## GIVEN INSTRUCTION:
Write the data below out exactly as it stands. Do not include the pictures.

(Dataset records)
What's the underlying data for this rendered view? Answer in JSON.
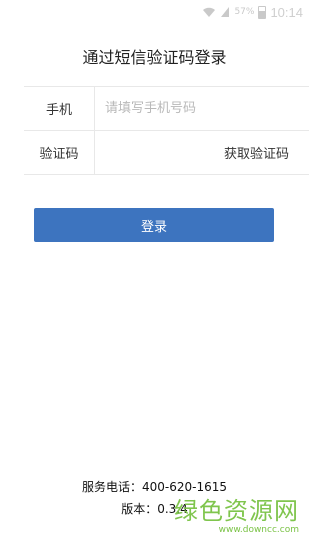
{
  "status_bar": {
    "battery_percent": "57%",
    "battery_level": 0.57,
    "time": "10:14",
    "icons": [
      "wifi-icon",
      "signal-icon",
      "battery-icon"
    ]
  },
  "page": {
    "title": "通过短信验证码登录"
  },
  "form": {
    "phone_label": "手机",
    "phone_placeholder": "请填写手机号码",
    "phone_value": "",
    "code_label": "验证码",
    "code_value": "",
    "get_code_label": "获取验证码"
  },
  "login_button": {
    "label": "登录",
    "color": "#3d74bf"
  },
  "footer": {
    "phone": "服务电话：400-620-1615",
    "version": "版本：0.3.4"
  },
  "watermark": {
    "brand": "绿色资源网",
    "url": "www.downcc.com",
    "color": "#79c244"
  }
}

## EXERCISE RESULT:
What's the underlying data for this rendered view? Answer in JSON.
{
  "status_bar": {
    "battery_percent": "57%",
    "battery_level": 0.57,
    "time": "10:14",
    "icons": [
      "wifi-icon",
      "signal-icon",
      "battery-icon"
    ]
  },
  "page": {
    "title": "通过短信验证码登录"
  },
  "form": {
    "phone_label": "手机",
    "phone_placeholder": "请填写手机号码",
    "phone_value": "",
    "code_label": "验证码",
    "code_value": "",
    "get_code_label": "获取验证码"
  },
  "login_button": {
    "label": "登录",
    "color": "#3d74bf"
  },
  "footer": {
    "phone": "服务电话：400-620-1615",
    "version": "版本：0.3.4"
  },
  "watermark": {
    "brand": "绿色资源网",
    "url": "www.downcc.com",
    "color": "#79c244"
  }
}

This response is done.